Records provided
** begin **
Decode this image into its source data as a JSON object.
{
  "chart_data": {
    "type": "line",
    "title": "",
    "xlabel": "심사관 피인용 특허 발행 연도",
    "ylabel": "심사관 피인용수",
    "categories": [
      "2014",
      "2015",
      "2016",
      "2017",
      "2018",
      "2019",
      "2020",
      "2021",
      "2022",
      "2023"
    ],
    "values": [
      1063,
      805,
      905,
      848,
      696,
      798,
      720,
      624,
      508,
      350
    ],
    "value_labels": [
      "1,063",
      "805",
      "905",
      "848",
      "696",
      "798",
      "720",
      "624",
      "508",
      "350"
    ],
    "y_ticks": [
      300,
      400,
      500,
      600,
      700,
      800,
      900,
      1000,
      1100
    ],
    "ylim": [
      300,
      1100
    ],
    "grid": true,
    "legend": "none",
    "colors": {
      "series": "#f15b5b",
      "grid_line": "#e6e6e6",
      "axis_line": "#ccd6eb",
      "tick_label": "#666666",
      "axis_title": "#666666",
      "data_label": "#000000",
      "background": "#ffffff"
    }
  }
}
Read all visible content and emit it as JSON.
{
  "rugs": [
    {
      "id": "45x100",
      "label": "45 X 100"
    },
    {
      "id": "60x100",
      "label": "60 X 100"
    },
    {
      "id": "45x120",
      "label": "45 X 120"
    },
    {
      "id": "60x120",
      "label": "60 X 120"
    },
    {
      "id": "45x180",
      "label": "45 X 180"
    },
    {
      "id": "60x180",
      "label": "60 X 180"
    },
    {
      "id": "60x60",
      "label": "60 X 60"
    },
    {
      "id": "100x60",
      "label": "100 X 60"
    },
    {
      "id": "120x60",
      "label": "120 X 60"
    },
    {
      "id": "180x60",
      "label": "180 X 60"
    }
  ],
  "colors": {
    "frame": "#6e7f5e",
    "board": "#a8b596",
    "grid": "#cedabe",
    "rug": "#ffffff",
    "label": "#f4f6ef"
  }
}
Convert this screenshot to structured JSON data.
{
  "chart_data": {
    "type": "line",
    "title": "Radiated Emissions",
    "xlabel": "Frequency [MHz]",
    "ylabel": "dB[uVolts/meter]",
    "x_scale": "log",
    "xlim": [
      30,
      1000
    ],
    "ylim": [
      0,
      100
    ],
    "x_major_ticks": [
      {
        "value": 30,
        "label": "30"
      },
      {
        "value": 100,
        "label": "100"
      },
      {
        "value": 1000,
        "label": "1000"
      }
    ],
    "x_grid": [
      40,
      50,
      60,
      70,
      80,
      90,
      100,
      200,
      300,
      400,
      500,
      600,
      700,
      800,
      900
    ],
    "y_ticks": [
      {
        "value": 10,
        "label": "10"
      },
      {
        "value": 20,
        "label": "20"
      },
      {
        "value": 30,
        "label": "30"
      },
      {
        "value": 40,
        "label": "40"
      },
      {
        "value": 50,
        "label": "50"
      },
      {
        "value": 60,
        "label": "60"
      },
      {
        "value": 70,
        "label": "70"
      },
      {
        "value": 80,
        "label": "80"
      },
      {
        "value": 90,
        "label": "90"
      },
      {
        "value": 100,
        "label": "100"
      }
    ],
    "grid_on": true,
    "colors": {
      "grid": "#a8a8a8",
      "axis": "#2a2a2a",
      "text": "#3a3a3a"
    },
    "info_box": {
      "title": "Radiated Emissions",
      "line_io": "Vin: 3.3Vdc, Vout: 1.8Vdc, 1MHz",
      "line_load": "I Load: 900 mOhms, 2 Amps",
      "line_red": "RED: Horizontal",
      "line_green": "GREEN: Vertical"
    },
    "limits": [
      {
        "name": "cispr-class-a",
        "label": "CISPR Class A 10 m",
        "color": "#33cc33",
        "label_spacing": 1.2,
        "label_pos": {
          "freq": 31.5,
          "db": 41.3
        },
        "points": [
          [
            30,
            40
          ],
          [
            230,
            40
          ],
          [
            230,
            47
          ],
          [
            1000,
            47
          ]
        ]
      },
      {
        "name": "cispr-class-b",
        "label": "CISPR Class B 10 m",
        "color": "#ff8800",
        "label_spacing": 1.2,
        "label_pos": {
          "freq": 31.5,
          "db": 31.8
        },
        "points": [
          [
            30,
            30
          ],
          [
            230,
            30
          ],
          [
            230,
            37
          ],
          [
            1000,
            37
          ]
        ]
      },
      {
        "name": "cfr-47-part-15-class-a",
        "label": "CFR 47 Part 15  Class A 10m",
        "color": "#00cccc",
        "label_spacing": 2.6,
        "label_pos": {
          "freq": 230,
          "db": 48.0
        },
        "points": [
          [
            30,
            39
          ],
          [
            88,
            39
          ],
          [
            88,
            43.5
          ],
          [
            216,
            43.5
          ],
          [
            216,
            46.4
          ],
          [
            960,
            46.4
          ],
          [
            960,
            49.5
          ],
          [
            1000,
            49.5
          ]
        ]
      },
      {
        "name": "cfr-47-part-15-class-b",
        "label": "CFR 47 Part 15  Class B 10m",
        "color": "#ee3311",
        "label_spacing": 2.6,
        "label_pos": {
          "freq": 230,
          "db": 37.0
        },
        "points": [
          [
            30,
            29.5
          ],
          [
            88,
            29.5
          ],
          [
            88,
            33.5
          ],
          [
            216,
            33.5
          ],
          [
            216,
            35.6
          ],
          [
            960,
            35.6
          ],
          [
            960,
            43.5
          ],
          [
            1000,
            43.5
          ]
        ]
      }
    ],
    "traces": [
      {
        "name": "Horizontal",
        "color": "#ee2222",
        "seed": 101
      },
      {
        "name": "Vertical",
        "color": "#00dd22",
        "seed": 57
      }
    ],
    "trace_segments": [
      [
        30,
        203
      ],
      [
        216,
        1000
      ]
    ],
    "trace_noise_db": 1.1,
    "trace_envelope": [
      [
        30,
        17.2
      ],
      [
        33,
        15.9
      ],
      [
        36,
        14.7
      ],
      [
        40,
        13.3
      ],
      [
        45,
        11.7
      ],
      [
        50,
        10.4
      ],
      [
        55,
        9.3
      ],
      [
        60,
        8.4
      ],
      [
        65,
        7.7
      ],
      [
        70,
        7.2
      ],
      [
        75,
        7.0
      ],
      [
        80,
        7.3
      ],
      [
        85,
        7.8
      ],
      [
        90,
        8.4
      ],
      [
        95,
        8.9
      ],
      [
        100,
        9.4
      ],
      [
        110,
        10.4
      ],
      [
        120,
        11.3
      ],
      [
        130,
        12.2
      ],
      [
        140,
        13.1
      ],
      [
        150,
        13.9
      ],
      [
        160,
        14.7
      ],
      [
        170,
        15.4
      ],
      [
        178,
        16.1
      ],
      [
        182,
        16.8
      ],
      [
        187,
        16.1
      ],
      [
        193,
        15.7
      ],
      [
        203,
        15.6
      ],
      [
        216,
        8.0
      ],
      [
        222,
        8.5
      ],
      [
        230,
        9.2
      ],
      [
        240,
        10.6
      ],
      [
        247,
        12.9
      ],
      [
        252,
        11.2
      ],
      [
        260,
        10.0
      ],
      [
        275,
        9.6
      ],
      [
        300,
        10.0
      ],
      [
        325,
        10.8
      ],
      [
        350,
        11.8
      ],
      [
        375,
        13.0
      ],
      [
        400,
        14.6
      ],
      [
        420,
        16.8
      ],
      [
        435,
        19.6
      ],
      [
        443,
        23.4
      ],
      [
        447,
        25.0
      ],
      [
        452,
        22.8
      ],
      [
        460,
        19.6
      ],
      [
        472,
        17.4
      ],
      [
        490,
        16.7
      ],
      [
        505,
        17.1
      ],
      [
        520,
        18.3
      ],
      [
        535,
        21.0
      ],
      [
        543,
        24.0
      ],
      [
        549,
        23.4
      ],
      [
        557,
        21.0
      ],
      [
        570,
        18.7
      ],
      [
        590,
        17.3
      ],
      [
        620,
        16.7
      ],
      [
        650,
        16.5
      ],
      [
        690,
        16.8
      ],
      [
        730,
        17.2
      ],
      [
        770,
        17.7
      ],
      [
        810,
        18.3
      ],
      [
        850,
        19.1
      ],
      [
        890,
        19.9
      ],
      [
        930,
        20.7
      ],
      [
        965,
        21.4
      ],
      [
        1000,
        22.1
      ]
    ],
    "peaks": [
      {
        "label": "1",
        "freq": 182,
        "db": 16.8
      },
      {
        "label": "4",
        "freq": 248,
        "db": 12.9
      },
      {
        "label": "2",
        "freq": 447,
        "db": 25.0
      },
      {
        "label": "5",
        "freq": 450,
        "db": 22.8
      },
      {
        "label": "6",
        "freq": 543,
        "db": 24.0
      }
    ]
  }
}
** end **
Work instructions
Search the records for the string "name" and return every line in which it occurs.

Full answer
        "name": "cispr-class-a",
        "name": "cispr-class-b",
        "name": "cfr-47-part-15-class-a",
        "name": "cfr-47-part-15-class-b",
        "name": "Horizontal",
        "name": "Vertical",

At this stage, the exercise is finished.